Next, in a second step, the first conductive terminal 60 and the second conductive terminal 70 are fixed in a caulking manner to the lower case 50. Specifically, tips of the terminal caulking projections 57a and 57b of the lower case 50 are heated and thereby deformed so as to be larger than the fixing holes 62aa kind 72aa of the first conductive terminal 60 and the second conductive terminal 70. In addition, the auxiliary caulking projections 58a and 58b are heated and thereby deformed, such that as shown in FIG. 3, parts of the auxiliary caulking projections 58a and 58b contact upper surfaces of the contacting parts 62a and 72a and the sandwiching portions 62b and 72b. As a result, as shown in FIG. 4, an intermediate product in which the first conductive terminal 60 and the second conductive terminal 70 are fixed in a caulking manner o the lower case 50, is produced.
Next, in a third step, the intermediate product produced in the second step, the piezoelectric vibrating plate 20, and the upper case 40 are prepared, and these three members are assembled as shown in FIG. 2 and FIG. 7. The piezoelectric vibrating plate 20 is, for example, produced by joining the piezoelectric body 22 where the electrode 22a is formed to the vibrating plate 24. The piezoelectric body 22 and the vibrating plate 24 may be joined by adhering the two with the likes of an epoxy adhesive agent, for example, but the piezoelectric body 22 and the vibrating plate 24 are joined by any method.
In the third step, first of all, the terminal tips 62ca and 72ca of the first conductive terminal 60 and the second conductive terminal 70 in the prepared intermediate product are coated with a conductive adhesive agent. Next, the piezoelectric vibrating plate 20 is brought close from above the intermediate product and placed in the lower case step part 51 of the lower case 50, further, the upper case 40 is brought close to the lower case 50 from above the piezoelectric vibrating plate 20, and the engaging parts 46a and 46b are engaged with the guide parts 56a and 56b of the lower case 50 as shown in FIG. 7, thereby assembling the upper case 40 and the lower case 50.
Note that prior to assembly of the upper case 40 and the lower case 50, at least one of an upper surface side of the vibrating plate outer circumferential portion 24a and the contact projection 45 of the upper case 40 may be coated with a resin such as silicone. In this case, after the third step, a sealing resin 80 as shown in FIG. 8 is arranged on the contact portion between the piezoelectric vibrating plate 20 and the contact projection 45 by curing applied silicone with heating. This sealing resin 80 can prevent the problem of a gap being formed between the piezoelectric vibrating plate 20 and the contact projection 45, and the problem of the piezoelectric sounding body 10 becoming unable to generate a desired sound.
++++++++
(WHAT IS NEEDED): Copy the assembly description starting with "Next, in a third" and going on through "by any method.", and substitute "acrylic" for each "epoxy".

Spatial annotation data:
++++++++
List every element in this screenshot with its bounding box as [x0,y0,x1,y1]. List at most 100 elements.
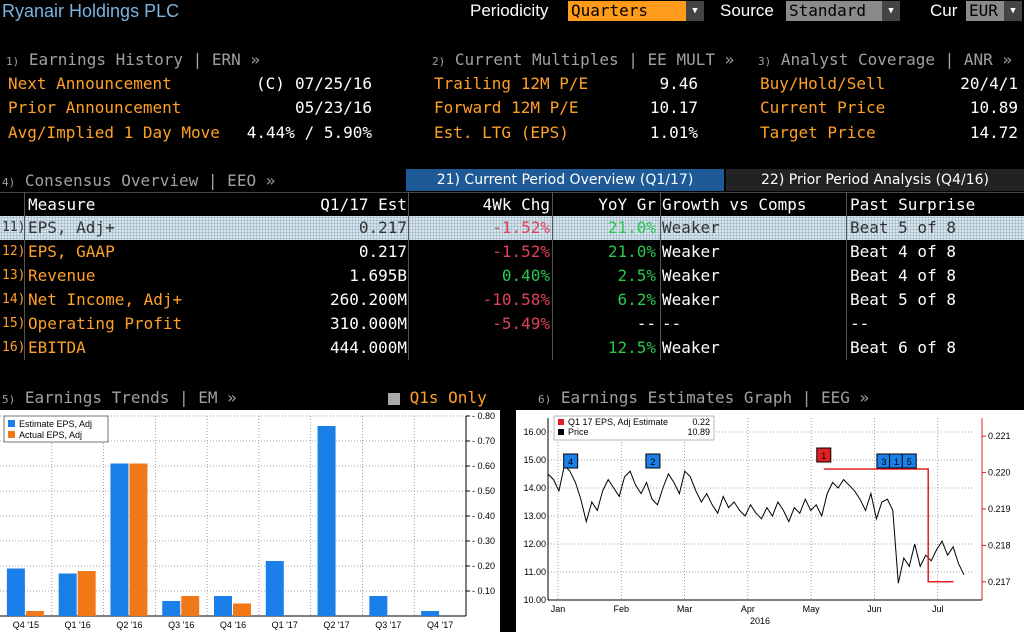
legend-swatch [8,420,15,427]
table-row[interactable]: 15) Operating Profit 310.000M -5.49% -- -- -- [0,312,1024,336]
row-yoy-growth: -- [636,314,656,333]
q1s-only-checkbox[interactable]: Q1s Only [388,388,487,407]
bar-actual [129,463,148,616]
y-left-tick-label: 16.00 [523,427,546,437]
row-number: 14) [2,292,26,307]
chevron-down-icon: ▼ [1004,1,1022,21]
col-header-yoy[interactable]: YoY Gr [598,195,656,214]
section-number: 4) [2,176,16,189]
row-number: 15) [2,316,26,331]
legend-swatch [558,419,564,425]
section-title-text: Earnings Trends | EM » [24,388,237,407]
section-number: 1) [6,55,20,68]
table-row[interactable]: 11) EPS, Adj+ 0.217 -1.52% 21.0% Weaker Beat 5… [0,216,1024,240]
row-estimate: 0.217 [358,242,407,261]
row-4wk-change: -10.58% [482,290,550,309]
row-growth-vs-comps: Weaker [662,338,720,357]
event-marker-label: 5 [907,457,912,467]
x-tick-label: Q3 '17 [375,620,401,630]
bar-estimate [58,573,77,616]
section-title-text: Earnings History | ERN » [28,50,261,69]
x-tick-label: Q1 '17 [272,620,298,630]
ac-value: 10.89 [969,98,1018,117]
table-row[interactable]: 16) EBITDA 444.000M 12.5% Weaker Beat 6 of 8 [0,336,1024,360]
section-number: 5) [2,393,16,406]
row-measure: EPS, Adj+ [28,218,115,237]
col-header-est[interactable]: Q1/17 Est [320,195,407,214]
y-left-tick-label: 14.00 [523,483,546,493]
cm-value: 1.01% [649,123,698,142]
row-growth-vs-comps: Weaker [662,266,720,285]
x-tick-label: Q2 '17 [323,620,349,630]
row-yoy-growth: 21.0% [607,242,656,261]
checkbox-icon [388,392,400,405]
legend-value: 10.89 [687,427,710,437]
currency-dropdown[interactable]: EUR ▼ [966,1,1022,21]
y-right-tick-label: 0.217 [988,577,1011,587]
tab-prior-period[interactable]: 22) Prior Period Analysis (Q4/16) [726,169,1024,191]
col-header-surprise[interactable]: Past Surprise [850,195,976,214]
row-number: 16) [2,340,26,355]
row-past-surprise: -- [850,314,870,333]
bar-actual [181,596,200,616]
event-marker [816,447,832,463]
row-4wk-change: -5.49% [492,314,550,333]
current-multiples-title[interactable]: 2) Current Multiples | EE MULT » [432,50,734,69]
earnings-trends-title[interactable]: 5) Earnings Trends | EM » [2,388,237,407]
row-number: 11) [2,220,26,235]
legend-swatch [558,429,564,435]
bar-estimate [317,426,336,616]
source-label: Source [720,1,774,20]
bar-estimate [421,611,440,616]
x-tick-label: Mar [677,604,693,614]
y-tick-label: - 0.10 [472,586,495,596]
section-number: 3) [758,55,772,68]
x-tick-label: Feb [614,604,630,614]
table-row[interactable]: 13) Revenue 1.695B 0.40% 2.5% Weaker Beat 4 of… [0,264,1024,288]
analyst-coverage-title[interactable]: 3) Analyst Coverage | ANR » [758,50,1012,69]
col-header-growth[interactable]: Growth vs Comps [662,195,807,214]
col-header-chg[interactable]: 4Wk Chg [482,195,550,214]
ac-value: 20/4/1 [960,74,1018,93]
q1s-only-label: Q1s Only [409,388,487,407]
earnings-graph-title[interactable]: 6) Earnings Estimates Graph | EEG » [538,388,869,407]
y-tick-label: - 0.30 [472,536,495,546]
y-right-tick-label: 0.221 [988,431,1011,441]
row-measure: Net Income, Adj+ [28,290,183,309]
col-header-measure[interactable]: Measure [28,195,96,214]
bar-estimate [214,596,232,616]
y-tick-label: - 0.20 [472,561,495,571]
earnings-estimates-chart[interactable]: 10.00 11.00 12.00 13.00 14.00 15.00 16.00 0.217… [516,410,1024,632]
row-measure: EBITDA [28,338,86,357]
y-tick-label: - 0.40 [472,511,495,521]
chevron-down-icon: ▼ [882,1,900,21]
source-dropdown[interactable]: Standard ▼ [786,1,900,21]
x-tick-label: Jan [551,604,566,614]
x-tick-label: Jul [932,604,944,614]
row-estimate: 0.217 [358,218,407,237]
eh-label: Avg/Implied 1 Day Move [8,123,220,142]
bar-estimate [265,561,284,616]
eh-label: Prior Announcement [8,98,182,117]
event-marker-label: 3 [881,457,886,467]
table-row[interactable]: 12) EPS, GAAP 0.217 -1.52% 21.0% Weaker Beat 4… [0,240,1024,264]
cm-label: Trailing 12M P/E [434,74,589,93]
section-title-text: Earnings Estimates Graph | EEG » [560,388,870,407]
tab-current-period[interactable]: 21) Current Period Overview (Q1/17) [406,169,724,191]
legend-swatch [8,431,15,438]
currency-label: Cur [930,1,958,20]
legend-box [553,415,715,441]
y-left-tick-label: 10.00 [523,595,546,605]
chevron-down-icon: ▼ [686,1,704,21]
consensus-title[interactable]: 4) Consensus Overview | EEO » [2,171,275,190]
y-left-tick-label: 12.00 [523,539,546,549]
eh-value: 05/23/16 [294,98,372,117]
table-row[interactable]: 14) Net Income, Adj+ 260.200M -10.58% 6.2% We… [0,288,1024,312]
ac-label: Current Price [760,98,886,117]
ac-label: Buy/Hold/Sell [760,74,886,93]
x-tick-label: Q4 '17 [427,620,453,630]
currency-value: EUR [969,1,998,20]
earnings-trends-chart[interactable]: - 0.10 - 0.20 - 0.30 - 0.40 - 0.50 - 0.60 - 0.… [0,410,500,632]
earnings-history-title[interactable]: 1) Earnings History | ERN » [6,50,260,69]
periodicity-dropdown[interactable]: Quarters ▼ [568,1,704,21]
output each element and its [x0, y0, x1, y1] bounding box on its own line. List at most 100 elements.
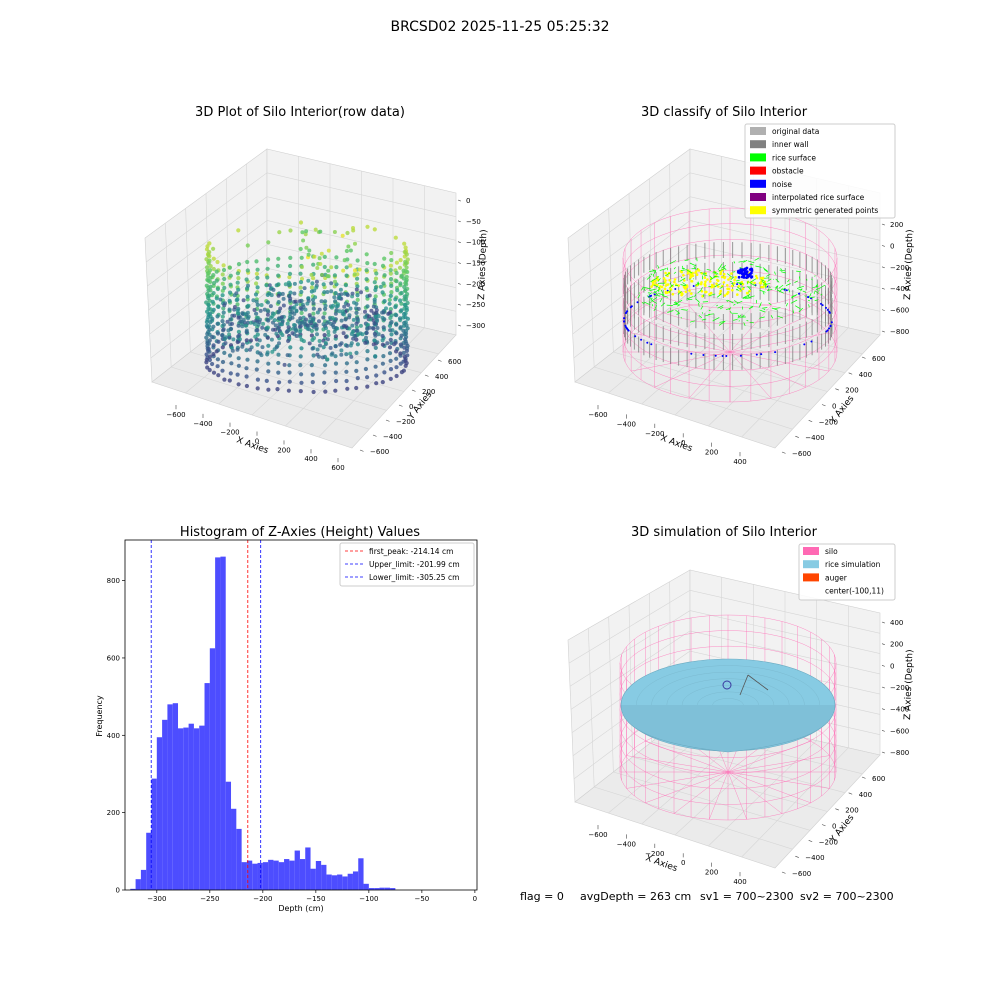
symmetric-point	[746, 292, 749, 295]
obstacle-noise-point	[743, 271, 746, 274]
x-tick-label: −600	[588, 831, 607, 839]
symmetric-point	[709, 291, 713, 295]
symmetric-point	[683, 286, 687, 290]
raw-point	[204, 323, 209, 328]
raw-point	[332, 273, 337, 278]
raw-point	[322, 290, 327, 295]
raw-point	[351, 317, 356, 322]
symmetric-point	[668, 279, 671, 282]
noise-point	[623, 320, 626, 323]
raw-point	[388, 307, 393, 312]
raw-point	[288, 255, 293, 260]
raw-point	[367, 314, 372, 319]
raw-point	[398, 258, 403, 263]
raw-point	[394, 365, 399, 370]
raw-point	[208, 320, 213, 325]
raw-point	[220, 319, 225, 324]
rice-surface-point	[754, 257, 760, 261]
symmetric-point	[668, 287, 672, 290]
symmetric-point	[759, 276, 763, 280]
histogram-bar	[193, 728, 200, 890]
raw-point	[325, 321, 330, 325]
rice-surface-point	[775, 285, 779, 290]
rice-surface-point	[742, 314, 745, 318]
symmetric-point	[699, 282, 703, 286]
legend-label: silo	[825, 547, 838, 556]
rice-surface-point	[798, 307, 804, 313]
symmetric-point	[729, 276, 732, 280]
rice-surface-point	[654, 270, 657, 273]
raw-point	[359, 290, 363, 295]
raw-point	[315, 266, 320, 270]
histogram-bar	[379, 887, 385, 890]
grid-line	[171, 366, 370, 430]
raw-point	[317, 339, 322, 343]
panel-classify-zticks: 200 0 −200 −400 −600 −800	[881, 221, 909, 336]
raw-point	[275, 263, 280, 268]
raw-point	[236, 356, 241, 361]
raw-point	[389, 250, 394, 256]
raw-point	[371, 304, 376, 309]
symmetric-point	[673, 278, 677, 281]
histogram-ylabel: Frequency	[95, 695, 104, 737]
y-tick-label: 800	[107, 577, 120, 585]
raw-point	[280, 291, 285, 296]
rice-surface-point	[708, 313, 715, 315]
raw-point	[307, 341, 312, 346]
raw-point	[206, 346, 211, 352]
raw-point	[358, 323, 363, 328]
raw-point	[269, 337, 274, 342]
rice-surface-point	[796, 285, 805, 289]
raw-point	[221, 263, 226, 268]
rice-surface-point	[710, 275, 717, 281]
raw-point	[387, 301, 392, 306]
rice-surface-point	[733, 284, 735, 287]
raw-point	[215, 314, 220, 319]
y-tick-label: 200	[422, 388, 435, 396]
tick-mark	[821, 404, 826, 407]
raw-point	[403, 358, 408, 363]
rice-surface-point	[714, 273, 718, 275]
raw-point	[228, 371, 233, 376]
raw-point	[207, 250, 212, 255]
raw-point	[372, 280, 377, 285]
grid-line	[608, 616, 614, 773]
raw-point	[332, 230, 337, 234]
legend-label: first_peak: -214.14 cm	[369, 547, 453, 556]
raw-point	[319, 299, 324, 304]
rice-surface-point	[661, 295, 669, 298]
raw-point	[277, 380, 282, 385]
raw-point	[218, 297, 223, 302]
raw-point	[356, 332, 361, 337]
footer-flag: flag = 0	[520, 890, 564, 903]
rice-surface-point	[705, 314, 710, 317]
raw-point	[235, 280, 240, 285]
panel-raw-title: 3D Plot of Silo Interior(row data)	[195, 105, 405, 120]
raw-point	[265, 266, 270, 271]
rice-surface-point	[719, 306, 724, 310]
raw-point	[248, 320, 253, 325]
symmetric-point	[665, 291, 669, 294]
raw-point	[394, 260, 399, 265]
histogram-bar	[352, 871, 359, 890]
raw-point	[404, 265, 409, 270]
raw-point	[394, 270, 399, 276]
y-tick-label: 200	[845, 807, 858, 815]
raw-point	[317, 354, 321, 359]
rice-surface-point	[652, 289, 660, 294]
y-tick-label: 400	[107, 732, 120, 740]
auger-line	[747, 674, 769, 691]
raw-point	[265, 335, 270, 340]
panel-raw-zticks: 0 −50 −100 −150 −200 −250 −300	[457, 197, 485, 330]
rice-surface-point	[641, 286, 644, 291]
histogram-bar	[183, 727, 189, 890]
rice-surface-point	[716, 304, 719, 307]
raw-point	[290, 331, 295, 336]
raw-point	[254, 299, 259, 304]
panel-classify-xlabel: X Axies	[659, 433, 694, 454]
raw-point	[403, 331, 409, 336]
histogram-bar	[156, 737, 163, 890]
rice-surface-point	[736, 286, 742, 291]
raw-point	[348, 263, 353, 268]
raw-point	[302, 319, 307, 324]
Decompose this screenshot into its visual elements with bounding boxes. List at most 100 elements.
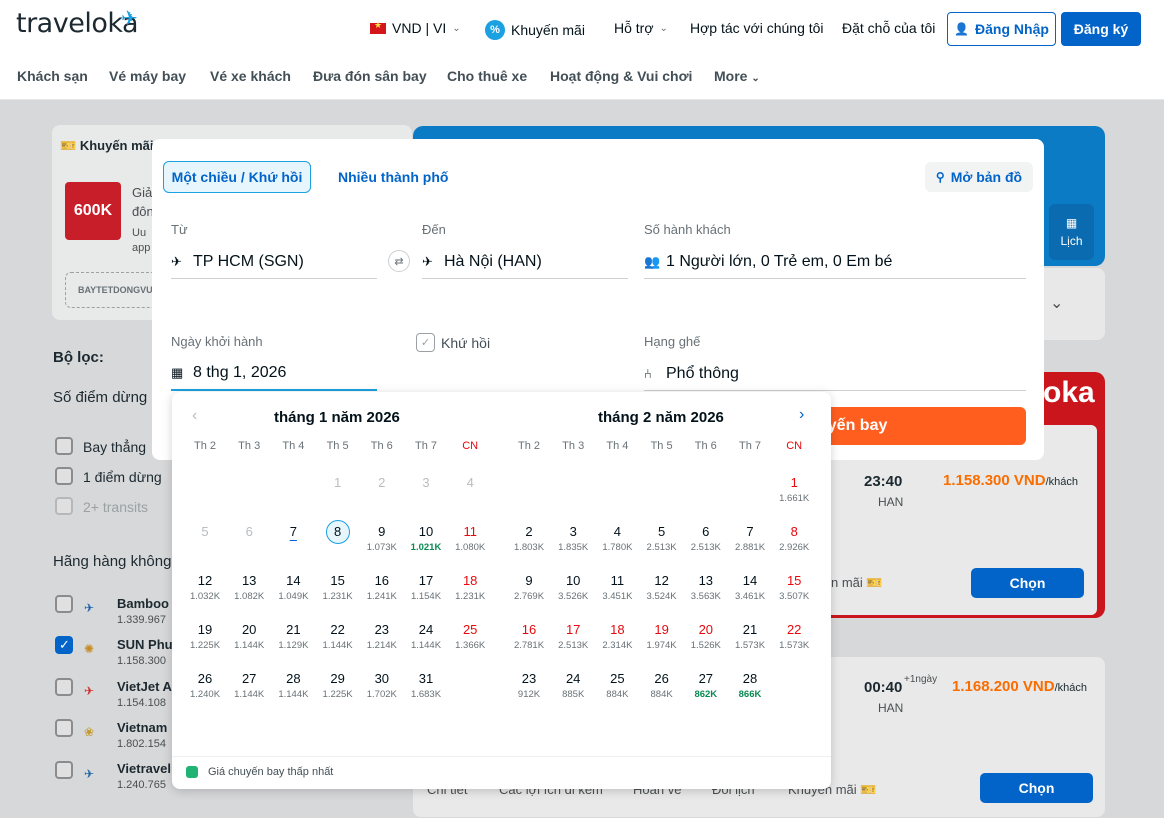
calendar-shortcut-button[interactable]: ▦ Lịch [1049,204,1094,260]
tab-multi-city[interactable]: Nhiều thành phố [330,161,456,193]
subnav-car-rental[interactable]: Cho thuê xe [447,68,528,84]
calendar-day[interactable]: 13 1.082K [227,572,271,614]
calendar-day[interactable]: 24 885K [551,670,595,712]
calendar-day[interactable]: 24 1.144K [404,621,448,663]
calendar-day[interactable]: 29 1.225K [316,670,360,712]
stop-two-plus-checkbox[interactable] [55,497,73,515]
day-price: 1.780K [602,542,633,553]
calendar-day: 3 [404,474,448,516]
subnav-flights[interactable]: Vé máy bay [109,68,187,84]
calendar-day[interactable]: 19 1.225K [183,621,227,663]
calendar-day[interactable]: 16 1.241K [360,572,404,614]
tab-oneway-roundtrip[interactable]: Một chiều / Khứ hồi [163,161,311,193]
calendar-day[interactable]: 27 1.144K [227,670,271,712]
calendar-day[interactable]: 13 3.563K [684,572,728,614]
calendar-day[interactable]: 28 866K [728,670,772,712]
calendar-day[interactable]: 28 1.144K [271,670,315,712]
calendar-day[interactable]: 9 2.769K [507,572,551,614]
calendar-day[interactable]: 1 1.661K [772,474,816,516]
support-menu[interactable]: Hỗ trợ ⌄ [614,20,668,36]
calendar-day[interactable]: 18 2.314K [595,621,639,663]
passengers-field[interactable]: 👥 1 Người lớn, 0 Trẻ em, 0 Em bé [644,245,1026,279]
swap-airports-button[interactable]: ⇄ [388,250,410,272]
stop-one-checkbox[interactable] [55,467,73,485]
airline-vietravel-name: Vietravel [117,761,171,776]
subnav-activities[interactable]: Hoạt động & Vui chơi [550,68,693,84]
calendar-day[interactable]: 5 2.513K [640,523,684,565]
calendar-day[interactable]: 9 1.073K [360,523,404,565]
calendar-day[interactable]: 22 1.144K [316,621,360,663]
airline-vietnam-checkbox[interactable] [55,719,73,737]
flight1-promo-tab[interactable]: n mãi 🎫 [831,575,883,591]
calendar-day[interactable]: 15 1.231K [316,572,360,614]
calendar-day[interactable]: 20 1.526K [684,621,728,663]
next-month-arrow[interactable]: › [799,406,805,423]
calendar-day[interactable]: 14 1.049K [271,572,315,614]
calendar-day[interactable]: 27 862K [684,670,728,712]
calendar-day[interactable]: 3 1.835K [551,523,595,565]
calendar-day[interactable]: 8 [316,520,360,565]
subnav-more[interactable]: More ⌄ [714,68,760,84]
calendar-day[interactable]: 11 1.080K [448,523,492,565]
currency-language-selector[interactable]: VND | VI ⌄ [370,20,461,36]
open-map-button[interactable]: ⚲ Mở bản đồ [925,162,1033,192]
calendar-day[interactable]: 25 884K [595,670,639,712]
airline-bamboo-checkbox[interactable] [55,595,73,613]
subnav-airport-transfer[interactable]: Đưa đón sân bay [313,68,427,84]
login-button[interactable]: 👤 Đăng Nhập [947,12,1056,46]
calendar-day[interactable]: 21 1.129K [271,621,315,663]
calendar-day[interactable]: 10 1.021K [404,523,448,565]
flight1-choose-button[interactable]: Chọn [971,568,1084,598]
calendar-day[interactable]: 25 1.366K [448,621,492,663]
calendar-day[interactable]: 26 884K [640,670,684,712]
calendar-day[interactable]: 10 3.526K [551,572,595,614]
calendar-day[interactable]: 22 1.573K [772,621,816,663]
calendar-day[interactable]: 19 1.974K [640,621,684,663]
calendar-day[interactable]: 23 1.214K [360,621,404,663]
calendar-day[interactable]: 31 1.683K [404,670,448,712]
passengers-label: Số hành khách [644,222,731,237]
day-number: 10 [418,524,434,539]
calendar-day[interactable]: 23 912K [507,670,551,712]
calendar-day[interactable]: 11 3.451K [595,572,639,614]
roundtrip-checkbox[interactable]: ✓ [416,333,435,352]
calendar-day[interactable]: 16 2.781K [507,621,551,663]
calendar-day[interactable]: 7 2.881K [728,523,772,565]
partner-link[interactable]: Hợp tác với chúng tôi [690,20,824,36]
prev-month-arrow[interactable]: ‹ [192,407,198,424]
traveloka-logo[interactable]: traveloka ✈ [16,6,139,39]
calendar-day[interactable]: 2 1.803K [507,523,551,565]
flight2-choose-button[interactable]: Chọn [980,773,1093,803]
subnav-hotels[interactable]: Khách sạn [17,68,88,84]
stop-direct-checkbox[interactable] [55,437,73,455]
calendar-day[interactable]: 21 1.573K [728,621,772,663]
calendar-day[interactable]: 17 1.154K [404,572,448,614]
airline-sun-checkbox[interactable] [55,636,73,654]
calendar-day[interactable]: 7 [271,523,315,565]
calendar-day[interactable]: 17 2.513K [551,621,595,663]
calendar-day[interactable]: 15 3.507K [772,572,816,614]
user-icon: 👤 [954,22,970,36]
from-field[interactable]: ✈ TP HCM (SGN) [171,245,377,279]
departure-date-field[interactable]: ▦ 8 thg 1, 2026 [171,357,377,391]
seat-class-field[interactable]: ⑃ Phổ thông [644,357,1026,391]
calendar-day[interactable]: 12 3.524K [640,572,684,614]
calendar-day[interactable]: 12 1.032K [183,572,227,614]
register-button[interactable]: Đăng ký [1061,12,1141,46]
calendar-day[interactable]: 30 1.702K [360,670,404,712]
my-bookings-link[interactable]: Đặt chỗ của tôi [842,20,935,36]
airline-vietravel-checkbox[interactable] [55,761,73,779]
subnav-bus[interactable]: Vé xe khách [210,68,291,84]
calendar-day[interactable]: 4 1.780K [595,523,639,565]
chevron-down-icon[interactable]: ⌄ [1050,295,1064,312]
calendar-day[interactable]: 20 1.144K [227,621,271,663]
calendar-day[interactable]: 18 1.231K [448,572,492,614]
calendar-day[interactable]: 26 1.240K [183,670,227,712]
promo-link[interactable]: % Khuyến mãi [485,20,585,40]
to-field[interactable]: ✈ Hà Nội (HAN) [422,245,628,279]
calendar-day[interactable]: 14 3.461K [728,572,772,614]
airline-vietjet-checkbox[interactable] [55,678,73,696]
day-number: 7 [289,524,297,539]
calendar-day[interactable]: 6 2.513K [684,523,728,565]
calendar-day[interactable]: 8 2.926K [772,523,816,565]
++++++++
(EXERCISE RESULT):
Next, in a third step, the intermediate product produced in the second step, the piezoelectric vibrating plate 20, and the upper case 40 are prepared, and these three members are assembled as shown in FIG. 2 and FIG. 7. The piezoelectric vibrating plate 20 is, for example, produced by joining the piezoelectric body 22 where the electrode 22a is formed to the vibrating plate 24. The piezoelectric body 22 and the vibrating plate 24 may be joined by adhering the two with the likes of an acrylic adhesive agent, for example, but the piezoelectric body 22 and the vibrating plate 24 are joined by any method.